Aim: Quote every line below exactly and skip any picture.

Source material:
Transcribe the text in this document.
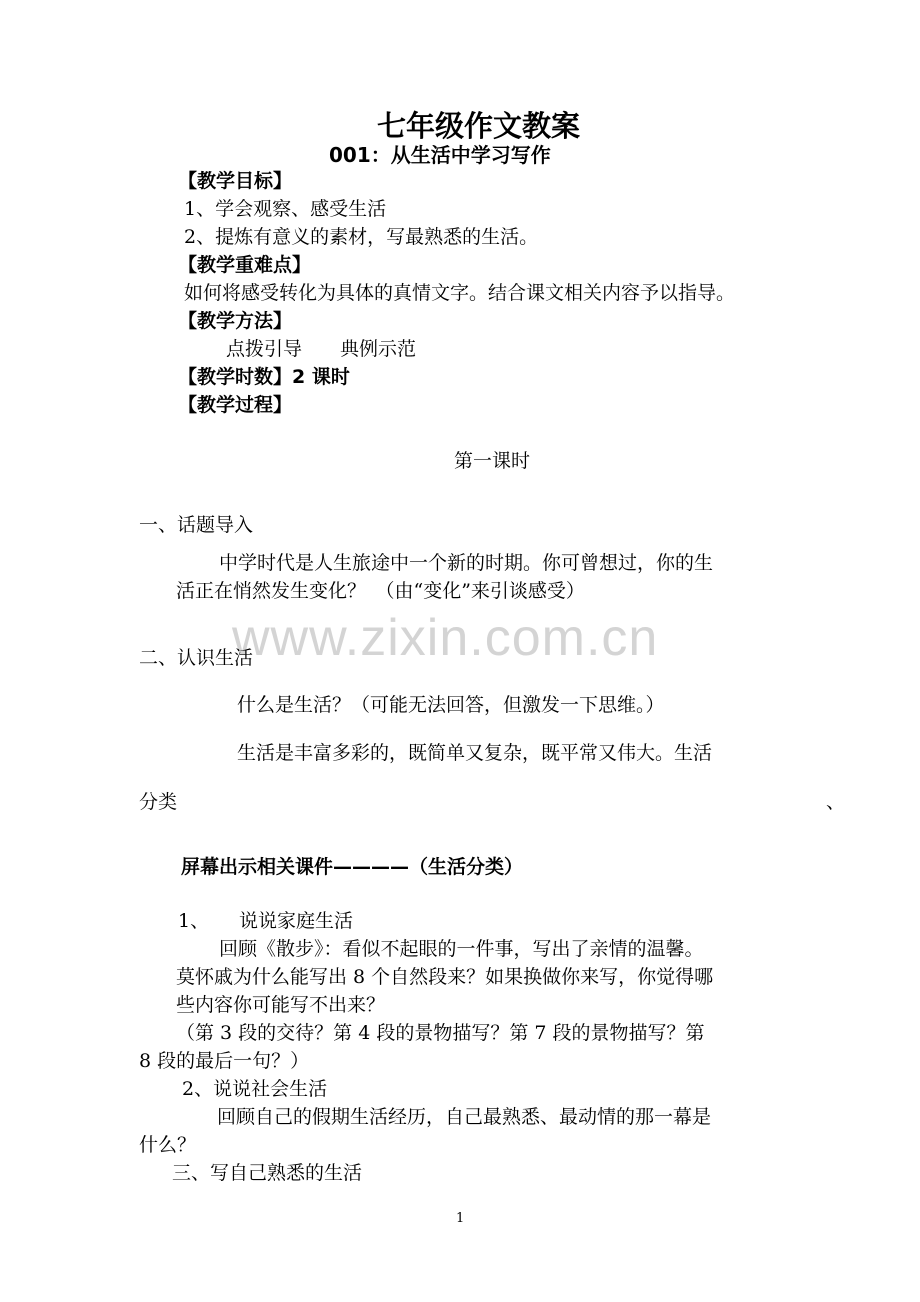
七年级作文教案
001：从生活中学习写作
【教学目标】
1、学会观察、感受生活
2、提炼有意义的素材，写最熟悉的生活。
【教学重难点】
如何将感受转化为具体的真情文字。结合课文相关内容予以指导。
【教学方法】
点拨引导　　典例示范
【教学时数】2 课时
【教学过程】
第一课时
一、话题导入
中学时代是人生旅途中一个新的时期。你可曾想过，你的生
活正在悄然发生变化？　（由“变化”来引谈感受）
www.zixin.com.cn
二、认识生活
什么是生活？（可能无法回答，但激发一下思维。）
生活是丰富多彩的，既简单又复杂，既平常又伟大。生活
分类	、
屏幕出示相关课件————（生活分类）
1、 说说家庭生活
回顾《散步》：看似不起眼的一件事，写出了亲情的温馨。
莫怀戚为什么能写出 8 个自然段来？如果换做你来写，你觉得哪
些内容你可能写不出来？
（第 3 段的交待？第 4 段的景物描写？第 7 段的景物描写？第
8 段的最后一句？）
2、说说社会生活
回顾自己的假期生活经历，自己最熟悉、最动情的那一幕是
什么？
三、写自己熟悉的生活
1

The result:
Transcribe the text in this document.
七年级作文教案
001：从生活中学习写作
【教学目标】
1、学会观察、感受生活
2、提炼有意义的素材，写最熟悉的生活。
【教学重难点】
如何将感受转化为具体的真情文字。结合课文相关内容予以指导。
【教学方法】
点拨引导　　典例示范
【教学时数】2 课时
【教学过程】
第一课时
一、话题导入
中学时代是人生旅途中一个新的时期。你可曾想过，你的生
活正在悄然发生变化？　（由“变化”来引谈感受）
www.zixin.com.cn
二、认识生活
什么是生活？（可能无法回答，但激发一下思维。）
生活是丰富多彩的，既简单又复杂，既平常又伟大。生活
分类	、
屏幕出示相关课件————（生活分类）
1、 说说家庭生活
回顾《散步》：看似不起眼的一件事，写出了亲情的温馨。
莫怀戚为什么能写出 8 个自然段来？如果换做你来写，你觉得哪
些内容你可能写不出来？
（第 3 段的交待？第 4 段的景物描写？第 7 段的景物描写？第
8 段的最后一句？）
2、说说社会生活
回顾自己的假期生活经历，自己最熟悉、最动情的那一幕是
什么？
三、写自己熟悉的生活
1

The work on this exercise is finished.